### Texto extraído
*****
La cartelera de lujo que presenta esta cita hace que el público ni siquiera advierte que el tiempo pasa. Se siente a sus anchas y sabe que es testigo de un verdadero hecho artístico, y lo agradece

Autor:

José Luis Estrada Betancourt

Adoro el diarismo. Disfruto, en verdad, eso de estar «atado» al periódico, de respirar al compás del sordo tecleo «a dos dedos» de lo que me ordenan la emoción y la mente. Me gusta tanto que, cuando Windows me indica que la «ventana» es toda mía, pierdo la noción de un tiempo que nunca me alcanza. Por eso rara vez asisto al teatro, a pesar de que tiende a apoderase de mí con idéntica insistencia.

Esa es la explicación del porqué quise «matar un enano» en unas cuantas jornadas. Debería haber Festival Internacional de Teatro todos los meses. No solo para «obligarme» a andar más pendiente de nuestra escena, sino porque alienta ver en momentos como estos tantos teatros llenos, tantas caras nuevas, tanta calidad en las propuestas...

Admito que por estos días he sido un poco chovinista. Preferí ir al «seguro» y comprobar por mí mismo lo que varios amigos ya me habían asegurado: que las puestas del patio son, como dice Kelvis Ochoa, lo más grande de la vida. Eso tiene sus riesgos, porque... ¿qué escribir de ellas si desde estas mismas páginas ya lo ha hecho, desde el profundo conocimiento y sobradamente bien, Osvaldo Cano? Ya vería, me dije, así que, todavía impresionado por la lucidez demostrada por Carlos Alberto Cremata y La Colmenita en Y sin embargo, se mueve, elegí la multipremiada Escándalo en la Trapa. Luego vinieron Las amargas lágrimas de Petra von Kant, Delirio habanero, La Legionaria...
*****
### Consigna
Continúa el texto sobre el Festival Internacional de Teatro a partir de su última oración.
*****
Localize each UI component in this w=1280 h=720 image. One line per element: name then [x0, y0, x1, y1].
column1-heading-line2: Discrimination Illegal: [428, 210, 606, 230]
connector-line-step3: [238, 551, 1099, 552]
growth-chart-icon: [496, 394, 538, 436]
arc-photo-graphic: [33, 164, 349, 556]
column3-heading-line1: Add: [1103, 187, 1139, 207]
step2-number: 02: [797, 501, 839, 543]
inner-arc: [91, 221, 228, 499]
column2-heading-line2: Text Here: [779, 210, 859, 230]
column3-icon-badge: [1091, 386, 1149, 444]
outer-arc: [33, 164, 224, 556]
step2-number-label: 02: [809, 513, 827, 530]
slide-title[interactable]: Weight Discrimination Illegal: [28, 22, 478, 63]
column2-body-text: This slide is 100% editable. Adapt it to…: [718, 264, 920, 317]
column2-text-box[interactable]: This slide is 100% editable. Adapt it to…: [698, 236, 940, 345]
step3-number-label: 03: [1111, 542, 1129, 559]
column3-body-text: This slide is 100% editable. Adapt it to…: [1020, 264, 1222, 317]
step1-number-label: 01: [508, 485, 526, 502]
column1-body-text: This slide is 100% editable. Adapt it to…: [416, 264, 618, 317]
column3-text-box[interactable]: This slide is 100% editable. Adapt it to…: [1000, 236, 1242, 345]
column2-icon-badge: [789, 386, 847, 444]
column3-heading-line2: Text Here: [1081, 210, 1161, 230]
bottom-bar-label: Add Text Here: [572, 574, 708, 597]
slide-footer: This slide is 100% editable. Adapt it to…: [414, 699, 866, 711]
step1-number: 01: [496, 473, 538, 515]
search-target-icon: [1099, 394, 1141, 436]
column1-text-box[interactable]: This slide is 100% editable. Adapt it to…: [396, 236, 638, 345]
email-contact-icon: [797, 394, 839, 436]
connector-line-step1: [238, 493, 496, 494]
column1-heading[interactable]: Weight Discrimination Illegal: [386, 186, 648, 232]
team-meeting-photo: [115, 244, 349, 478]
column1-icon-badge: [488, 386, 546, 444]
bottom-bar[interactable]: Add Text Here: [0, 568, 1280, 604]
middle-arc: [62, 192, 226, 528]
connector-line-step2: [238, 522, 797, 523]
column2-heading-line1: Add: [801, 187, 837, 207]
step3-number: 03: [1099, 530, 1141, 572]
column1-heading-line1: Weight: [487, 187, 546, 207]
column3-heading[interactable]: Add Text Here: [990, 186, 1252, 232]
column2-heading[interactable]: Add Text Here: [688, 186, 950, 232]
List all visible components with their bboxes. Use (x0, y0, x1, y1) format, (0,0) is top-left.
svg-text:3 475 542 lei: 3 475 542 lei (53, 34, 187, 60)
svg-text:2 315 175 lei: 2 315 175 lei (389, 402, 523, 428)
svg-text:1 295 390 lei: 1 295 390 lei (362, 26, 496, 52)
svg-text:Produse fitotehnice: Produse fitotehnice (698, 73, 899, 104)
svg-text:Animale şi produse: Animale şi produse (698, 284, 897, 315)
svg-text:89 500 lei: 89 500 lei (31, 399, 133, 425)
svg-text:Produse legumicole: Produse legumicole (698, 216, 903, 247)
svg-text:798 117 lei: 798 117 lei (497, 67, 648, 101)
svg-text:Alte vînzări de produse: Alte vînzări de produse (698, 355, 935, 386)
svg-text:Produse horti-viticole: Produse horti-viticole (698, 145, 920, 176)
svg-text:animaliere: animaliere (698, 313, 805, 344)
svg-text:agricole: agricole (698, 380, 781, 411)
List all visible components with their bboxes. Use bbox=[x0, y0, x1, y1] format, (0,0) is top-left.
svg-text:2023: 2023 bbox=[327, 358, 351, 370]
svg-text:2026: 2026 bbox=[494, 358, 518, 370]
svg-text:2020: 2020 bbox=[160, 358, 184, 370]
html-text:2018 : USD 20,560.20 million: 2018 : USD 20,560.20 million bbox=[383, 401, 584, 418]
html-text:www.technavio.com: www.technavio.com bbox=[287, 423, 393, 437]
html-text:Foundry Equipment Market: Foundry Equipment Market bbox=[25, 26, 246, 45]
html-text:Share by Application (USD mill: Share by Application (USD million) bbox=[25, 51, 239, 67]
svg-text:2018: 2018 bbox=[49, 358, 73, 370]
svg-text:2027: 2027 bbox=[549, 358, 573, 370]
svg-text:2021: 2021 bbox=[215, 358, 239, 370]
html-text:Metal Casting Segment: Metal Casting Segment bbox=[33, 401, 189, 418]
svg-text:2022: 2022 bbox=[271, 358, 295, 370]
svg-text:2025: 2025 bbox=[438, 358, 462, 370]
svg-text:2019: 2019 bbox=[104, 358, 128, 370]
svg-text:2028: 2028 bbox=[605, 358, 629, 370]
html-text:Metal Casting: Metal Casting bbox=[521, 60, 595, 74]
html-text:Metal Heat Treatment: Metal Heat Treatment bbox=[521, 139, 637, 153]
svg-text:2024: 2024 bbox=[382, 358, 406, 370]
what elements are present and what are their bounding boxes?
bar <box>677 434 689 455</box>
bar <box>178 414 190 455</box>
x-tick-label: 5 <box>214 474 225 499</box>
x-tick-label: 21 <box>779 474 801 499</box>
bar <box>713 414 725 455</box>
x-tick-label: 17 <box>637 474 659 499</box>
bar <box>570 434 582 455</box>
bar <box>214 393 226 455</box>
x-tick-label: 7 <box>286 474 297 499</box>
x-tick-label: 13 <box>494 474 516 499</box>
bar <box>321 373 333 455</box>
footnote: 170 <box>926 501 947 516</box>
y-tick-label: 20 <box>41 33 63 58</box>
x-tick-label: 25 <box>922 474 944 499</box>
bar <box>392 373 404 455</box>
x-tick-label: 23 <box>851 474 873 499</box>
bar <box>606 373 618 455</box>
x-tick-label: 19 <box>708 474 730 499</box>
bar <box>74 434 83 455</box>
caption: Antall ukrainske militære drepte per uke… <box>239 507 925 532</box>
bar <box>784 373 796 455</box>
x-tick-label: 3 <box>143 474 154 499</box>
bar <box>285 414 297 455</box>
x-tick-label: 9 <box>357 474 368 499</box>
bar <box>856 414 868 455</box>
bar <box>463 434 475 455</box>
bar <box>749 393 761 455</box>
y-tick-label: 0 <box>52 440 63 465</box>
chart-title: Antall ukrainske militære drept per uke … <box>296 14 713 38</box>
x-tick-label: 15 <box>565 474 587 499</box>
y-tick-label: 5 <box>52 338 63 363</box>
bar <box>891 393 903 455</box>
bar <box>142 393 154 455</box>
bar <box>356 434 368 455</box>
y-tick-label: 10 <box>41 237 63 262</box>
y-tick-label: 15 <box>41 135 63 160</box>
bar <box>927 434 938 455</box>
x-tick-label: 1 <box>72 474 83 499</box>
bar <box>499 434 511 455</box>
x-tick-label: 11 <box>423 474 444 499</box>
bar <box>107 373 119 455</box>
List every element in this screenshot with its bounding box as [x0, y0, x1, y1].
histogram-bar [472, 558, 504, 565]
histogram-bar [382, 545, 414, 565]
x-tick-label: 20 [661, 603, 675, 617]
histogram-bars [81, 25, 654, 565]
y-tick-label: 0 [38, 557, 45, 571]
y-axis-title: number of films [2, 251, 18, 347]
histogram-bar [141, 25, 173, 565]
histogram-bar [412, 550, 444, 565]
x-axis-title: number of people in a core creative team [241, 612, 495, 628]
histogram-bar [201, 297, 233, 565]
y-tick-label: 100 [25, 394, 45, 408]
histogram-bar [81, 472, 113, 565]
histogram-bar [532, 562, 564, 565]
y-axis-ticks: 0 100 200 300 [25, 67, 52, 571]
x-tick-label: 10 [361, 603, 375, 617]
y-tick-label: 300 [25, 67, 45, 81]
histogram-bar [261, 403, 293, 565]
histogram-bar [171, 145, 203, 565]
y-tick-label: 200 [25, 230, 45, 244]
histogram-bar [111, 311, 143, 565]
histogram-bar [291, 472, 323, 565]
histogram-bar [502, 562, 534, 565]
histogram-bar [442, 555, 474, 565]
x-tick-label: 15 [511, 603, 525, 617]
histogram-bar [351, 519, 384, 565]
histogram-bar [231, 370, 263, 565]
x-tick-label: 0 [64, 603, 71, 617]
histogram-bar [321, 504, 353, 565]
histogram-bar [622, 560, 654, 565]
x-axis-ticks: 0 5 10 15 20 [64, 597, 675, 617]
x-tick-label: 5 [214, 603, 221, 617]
*****
### Resultado
Y en todos los casos me marché de las abarrotadas salas sin quererlo. De pronto, en cuanto acababa la función, me veía recorriendo con apuro sus pasillos hasta llegar al proscenio, en unos casos para admirar al impresionante y logrado vestuario diseñado por el maestro Eduardo Arrocha (como dice un amigo, una puesta en sí mismo) en Escándalo en la Trapa; y, en la mayoría, para ver bien de cerca a esos actores deslumbrantes que señorean en las tablas cubanas; creerme que ciertamente son los mismos de otras veces: seres «comunes», de carne y hueso, y no esos personajes que interpretan, quienes, aprovechándose de un descuido, se «reencarnaron» en ellos.

La duda salta una y otra vez cuando en el escenario Laura de la Uz deja de ser del todo visible, porque nada nos la recuerda. Es la Reina de Delirio habanero quien canta Isadora y Vieja Luna; es la Reina quien recibe esos estruendosos aplausos, y no Laura. Pareciera que, sin percatarnos, ha entrado en trance, y la locura abandonó a esa mujer con manías de grandeza, con sus delirios de «altura», para apoderarse de nosotros.

Delirio habanero propicia un fantástico duelo entre dos actrices colosales: la ya mencionada De la Uz, desde hace mucho en el Olimpo, y Amarilys Núñez quien da la impresión de asumir sin esfuerzos, pero de una manera poderosa, el doble reto de interpretar a un hombre lunático que se cree Varilla —según cuentan, un afamado cantinero de la emblemática Bodeguita del Medio.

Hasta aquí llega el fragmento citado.